Quote the entries that follow exactly, leaving none out.

==*==

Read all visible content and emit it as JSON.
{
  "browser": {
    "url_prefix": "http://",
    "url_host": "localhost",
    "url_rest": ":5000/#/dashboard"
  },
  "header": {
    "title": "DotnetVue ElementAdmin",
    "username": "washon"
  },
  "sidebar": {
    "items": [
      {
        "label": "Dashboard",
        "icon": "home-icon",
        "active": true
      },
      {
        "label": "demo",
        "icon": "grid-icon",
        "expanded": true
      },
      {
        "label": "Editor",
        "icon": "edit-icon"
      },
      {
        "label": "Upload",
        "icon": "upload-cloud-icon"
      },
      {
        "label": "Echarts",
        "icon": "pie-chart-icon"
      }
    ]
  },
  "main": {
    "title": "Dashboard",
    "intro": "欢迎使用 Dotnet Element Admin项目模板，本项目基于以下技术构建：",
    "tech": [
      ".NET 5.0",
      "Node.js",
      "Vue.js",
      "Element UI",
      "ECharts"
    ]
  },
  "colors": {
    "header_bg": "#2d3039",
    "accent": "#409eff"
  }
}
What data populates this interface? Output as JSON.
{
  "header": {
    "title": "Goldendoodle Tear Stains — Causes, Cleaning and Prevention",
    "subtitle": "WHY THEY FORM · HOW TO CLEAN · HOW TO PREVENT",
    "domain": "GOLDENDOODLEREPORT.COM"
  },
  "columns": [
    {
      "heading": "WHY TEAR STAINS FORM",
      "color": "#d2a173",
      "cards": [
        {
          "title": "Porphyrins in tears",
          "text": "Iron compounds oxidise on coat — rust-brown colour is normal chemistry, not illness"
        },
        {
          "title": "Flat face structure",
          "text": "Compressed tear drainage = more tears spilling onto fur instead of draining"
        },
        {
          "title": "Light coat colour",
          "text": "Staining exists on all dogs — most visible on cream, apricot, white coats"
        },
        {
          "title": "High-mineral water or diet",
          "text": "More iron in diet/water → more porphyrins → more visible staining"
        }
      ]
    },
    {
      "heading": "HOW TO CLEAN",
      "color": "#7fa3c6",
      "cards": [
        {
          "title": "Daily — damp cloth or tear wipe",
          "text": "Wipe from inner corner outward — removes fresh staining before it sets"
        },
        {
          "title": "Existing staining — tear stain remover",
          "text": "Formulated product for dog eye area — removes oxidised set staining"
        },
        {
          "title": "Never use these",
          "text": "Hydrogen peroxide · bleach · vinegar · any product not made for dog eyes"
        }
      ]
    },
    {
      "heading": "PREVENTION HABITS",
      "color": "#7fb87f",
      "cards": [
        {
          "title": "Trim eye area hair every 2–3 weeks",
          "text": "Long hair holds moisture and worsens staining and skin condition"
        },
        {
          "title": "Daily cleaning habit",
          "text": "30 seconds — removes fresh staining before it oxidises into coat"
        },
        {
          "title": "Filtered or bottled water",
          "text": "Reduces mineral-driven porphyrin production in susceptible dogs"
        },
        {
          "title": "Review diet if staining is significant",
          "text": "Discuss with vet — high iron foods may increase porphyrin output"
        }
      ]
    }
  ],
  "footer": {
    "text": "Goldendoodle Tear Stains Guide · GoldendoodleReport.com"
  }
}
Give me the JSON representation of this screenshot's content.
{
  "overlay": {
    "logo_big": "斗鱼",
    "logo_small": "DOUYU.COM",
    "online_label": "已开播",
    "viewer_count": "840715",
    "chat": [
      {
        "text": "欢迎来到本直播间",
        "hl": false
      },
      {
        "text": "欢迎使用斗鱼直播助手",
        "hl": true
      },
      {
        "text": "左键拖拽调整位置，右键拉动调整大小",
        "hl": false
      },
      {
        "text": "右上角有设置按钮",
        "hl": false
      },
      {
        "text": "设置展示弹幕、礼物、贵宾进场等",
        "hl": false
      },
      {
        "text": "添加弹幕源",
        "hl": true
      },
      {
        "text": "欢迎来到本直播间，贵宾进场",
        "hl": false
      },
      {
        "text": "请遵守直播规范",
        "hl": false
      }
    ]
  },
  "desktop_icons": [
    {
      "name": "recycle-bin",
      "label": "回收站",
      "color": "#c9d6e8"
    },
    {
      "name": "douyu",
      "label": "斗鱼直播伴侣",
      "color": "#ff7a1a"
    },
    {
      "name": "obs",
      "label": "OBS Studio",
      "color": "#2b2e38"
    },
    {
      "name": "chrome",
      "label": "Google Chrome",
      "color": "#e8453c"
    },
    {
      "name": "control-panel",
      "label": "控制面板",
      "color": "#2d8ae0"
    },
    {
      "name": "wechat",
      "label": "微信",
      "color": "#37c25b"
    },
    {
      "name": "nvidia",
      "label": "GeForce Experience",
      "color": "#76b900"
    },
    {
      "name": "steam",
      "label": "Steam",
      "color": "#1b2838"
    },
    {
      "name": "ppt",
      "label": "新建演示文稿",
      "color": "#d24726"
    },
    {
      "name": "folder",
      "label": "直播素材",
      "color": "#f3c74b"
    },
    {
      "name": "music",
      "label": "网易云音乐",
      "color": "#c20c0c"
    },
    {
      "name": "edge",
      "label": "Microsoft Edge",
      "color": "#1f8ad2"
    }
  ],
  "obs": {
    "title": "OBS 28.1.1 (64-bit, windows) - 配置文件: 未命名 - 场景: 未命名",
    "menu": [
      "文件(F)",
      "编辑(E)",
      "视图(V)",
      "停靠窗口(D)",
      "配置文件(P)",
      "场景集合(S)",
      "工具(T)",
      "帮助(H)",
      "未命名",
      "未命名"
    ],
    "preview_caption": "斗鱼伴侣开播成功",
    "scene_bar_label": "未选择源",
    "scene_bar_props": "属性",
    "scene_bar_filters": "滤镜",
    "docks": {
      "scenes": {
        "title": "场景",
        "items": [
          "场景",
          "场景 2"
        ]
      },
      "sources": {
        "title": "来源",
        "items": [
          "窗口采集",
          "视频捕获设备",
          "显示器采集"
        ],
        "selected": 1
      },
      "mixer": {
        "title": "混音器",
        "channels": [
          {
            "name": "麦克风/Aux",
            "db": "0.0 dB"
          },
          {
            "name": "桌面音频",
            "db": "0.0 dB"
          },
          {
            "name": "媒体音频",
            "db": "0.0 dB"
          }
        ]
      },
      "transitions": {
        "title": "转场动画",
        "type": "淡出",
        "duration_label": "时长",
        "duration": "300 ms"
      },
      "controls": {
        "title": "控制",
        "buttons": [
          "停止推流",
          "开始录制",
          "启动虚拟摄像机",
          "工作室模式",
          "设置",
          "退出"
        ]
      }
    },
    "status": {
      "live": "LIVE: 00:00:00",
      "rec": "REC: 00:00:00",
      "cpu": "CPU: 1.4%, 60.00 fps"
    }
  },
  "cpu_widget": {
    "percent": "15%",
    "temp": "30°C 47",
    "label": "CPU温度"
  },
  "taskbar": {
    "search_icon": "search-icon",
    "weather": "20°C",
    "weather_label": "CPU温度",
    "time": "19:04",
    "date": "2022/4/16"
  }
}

==*==

Correct result >>
Read all visible content and emit it as JSON.
{
  "browser": {
    "url_prefix": "http://",
    "url_host": "localhost",
    "url_rest": ":5000/#/dashboard"
  },
  "header": {
    "title": "DotnetVue ElementAdmin",
    "username": "washon"
  },
  "sidebar": {
    "items": [
      {
        "label": "Dashboard",
        "icon": "home-icon",
        "active": true
      },
      {
        "label": "demo",
        "icon": "grid-icon",
        "expanded": true
      },
      {
        "label": "Editor",
        "icon": "edit-icon"
      },
      {
        "label": "Upload",
        "icon": "upload-cloud-icon"
      },
      {
        "label": "Echarts",
        "icon": "pie-chart-icon"
      }
    ]
  },
  "main": {
    "title": "Dashboard",
    "intro": "欢迎使用 Dotnet Element Admin项目模板，本项目基于以下技术构建：",
    "tech": [
      ".NET 5.0",
      "Node.js",
      "Vue.js",
      "Element UI",
      "ECharts"
    ]
  },
  "colors": {
    "header_bg": "#2d3039",
    "accent": "#409eff"
  }
}
What data populates this interface? Output as JSON.
{
  "header": {
    "title": "Goldendoodle Tear Stains — Causes, Cleaning and Prevention",
    "subtitle": "WHY THEY FORM · HOW TO CLEAN · HOW TO PREVENT",
    "domain": "GOLDENDOODLEREPORT.COM"
  },
  "columns": [
    {
      "heading": "WHY TEAR STAINS FORM",
      "color": "#d2a173",
      "cards": [
        {
          "title": "Porphyrins in tears",
          "text": "Iron compounds oxidise on coat — rust-brown colour is normal chemistry, not illness"
        },
        {
          "title": "Flat face structure",
          "text": "Compressed tear drainage = more tears spilling onto fur instead of draining"
        },
        {
          "title": "Light coat colour",
          "text": "Staining exists on all dogs — most visible on cream, apricot, white coats"
        },
        {
          "title": "High-mineral water or diet",
          "text": "More iron in diet/water → more porphyrins → more visible staining"
        }
      ]
    },
    {
      "heading": "HOW TO CLEAN",
      "color": "#7fa3c6",
      "cards": [
        {
          "title": "Daily — damp cloth or tear wipe",
          "text": "Wipe from inner corner outward — removes fresh staining before it sets"
        },
        {
          "title": "Existing staining — tear stain remover",
          "text": "Formulated product for dog eye area — removes oxidised set staining"
        },
        {
          "title": "Never use these",
          "text": "Hydrogen peroxide · bleach · vinegar · any product not made for dog eyes"
        }
      ]
    },
    {
      "heading": "PREVENTION HABITS",
      "color": "#7fb87f",
      "cards": [
        {
          "title": "Trim eye area hair every 2–3 weeks",
          "text": "Long hair holds moisture and worsens staining and skin condition"
        },
        {
          "title": "Daily cleaning habit",
          "text": "30 seconds — removes fresh staining before it oxidises into coat"
        },
        {
          "title": "Filtered or bottled water",
          "text": "Reduces mineral-driven porphyrin production in susceptible dogs"
        },
        {
          "title": "Review diet if staining is significant",
          "text": "Discuss with vet — high iron foods may increase porphyrin output"
        }
      ]
    }
  ],
  "footer": {
    "text": "Goldendoodle Tear Stains Guide · GoldendoodleReport.com"
  }
}
Give me the JSON representation of this screenshot's content.
{
  "overlay": {
    "logo_big": "斗鱼",
    "logo_small": "DOUYU.COM",
    "online_label": "已开播",
    "viewer_count": "840715",
    "chat": [
      {
        "text": "欢迎来到本直播间",
        "hl": false
      },
      {
        "text": "欢迎使用斗鱼直播助手",
        "hl": true
      },
      {
        "text": "左键拖拽调整位置，右键拉动调整大小",
        "hl": false
      },
      {
        "text": "右上角有设置按钮",
        "hl": false
      },
      {
        "text": "设置展示弹幕、礼物、贵宾进场等",
        "hl": false
      },
      {
        "text": "添加弹幕源",
        "hl": true
      },
      {
        "text": "欢迎来到本直播间，贵宾进场",
        "hl": false
      },
      {
        "text": "请遵守直播规范",
        "hl": false
      }
    ]
  },
  "desktop_icons": [
    {
      "name": "recycle-bin",
      "label": "回收站",
      "color": "#c9d6e8"
    },
    {
      "name": "douyu",
      "label": "斗鱼直播伴侣",
      "color": "#ff7a1a"
    },
    {
      "name": "obs",
      "label": "OBS Studio",
      "color": "#2b2e38"
    },
    {
      "name": "chrome",
      "label": "Google Chrome",
      "color": "#e8453c"
    },
    {
      "name": "control-panel",
      "label": "控制面板",
      "color": "#2d8ae0"
    },
    {
      "name": "wechat",
      "label": "微信",
      "color": "#37c25b"
    },
    {
      "name": "nvidia",
      "label": "GeForce Experience",
      "color": "#76b900"
    },
    {
      "name": "steam",
      "label": "Steam",
      "color": "#1b2838"
    },
    {
      "name": "ppt",
      "label": "新建演示文稿",
      "color": "#d24726"
    },
    {
      "name": "folder",
      "label": "直播素材",
      "color": "#f3c74b"
    },
    {
      "name": "music",
      "label": "网易云音乐",
      "color": "#c20c0c"
    },
    {
      "name": "edge",
      "label": "Microsoft Edge",
      "color": "#1f8ad2"
    }
  ],
  "obs": {
    "title": "OBS 28.1.1 (64-bit, windows) - 配置文件: 未命名 - 场景: 未命名",
    "menu": [
      "文件(F)",
      "编辑(E)",
      "视图(V)",
      "停靠窗口(D)",
      "配置文件(P)",
      "场景集合(S)",
      "工具(T)",
      "帮助(H)",
      "未命名",
      "未命名"
    ],
    "preview_caption": "斗鱼伴侣开播成功",
    "scene_bar_label": "未选择源",
    "scene_bar_props": "属性",
    "scene_bar_filters": "滤镜",
    "docks": {
      "scenes": {
        "title": "场景",
        "items": [
          "场景",
          "场景 2"
        ]
      },
      "sources": {
        "title": "来源",
        "items": [
          "窗口采集",
          "视频捕获设备",
          "显示器采集"
        ],
        "selected": 1
      },
      "mixer": {
        "title": "混音器",
        "channels": [
          {
            "name": "麦克风/Aux",
            "db": "0.0 dB"
          },
          {
            "name": "桌面音频",
            "db": "0.0 dB"
          },
          {
            "name": "媒体音频",
            "db": "0.0 dB"
          }
        ]
      },
      "transitions": {
        "title": "转场动画",
        "type": "淡出",
        "duration_label": "时长",
        "duration": "300 ms"
      },
      "controls": {
        "title": "控制",
        "buttons": [
          "停止推流",
          "开始录制",
          "启动虚拟摄像机",
          "工作室模式",
          "设置",
          "退出"
        ]
      }
    },
    "status": {
      "live": "LIVE: 00:00:00",
      "rec": "REC: 00:00:00",
      "cpu": "CPU: 1.4%, 60.00 fps"
    }
  },
  "cpu_widget": {
    "percent": "15%",
    "temp": "30°C 47",
    "label": "CPU温度"
  },
  "taskbar": {
    "search_icon": "search-icon",
    "weather": "20°C",
    "weather_label": "CPU温度",
    "time": "19:04",
    "date": "2022/4/16"
  }
}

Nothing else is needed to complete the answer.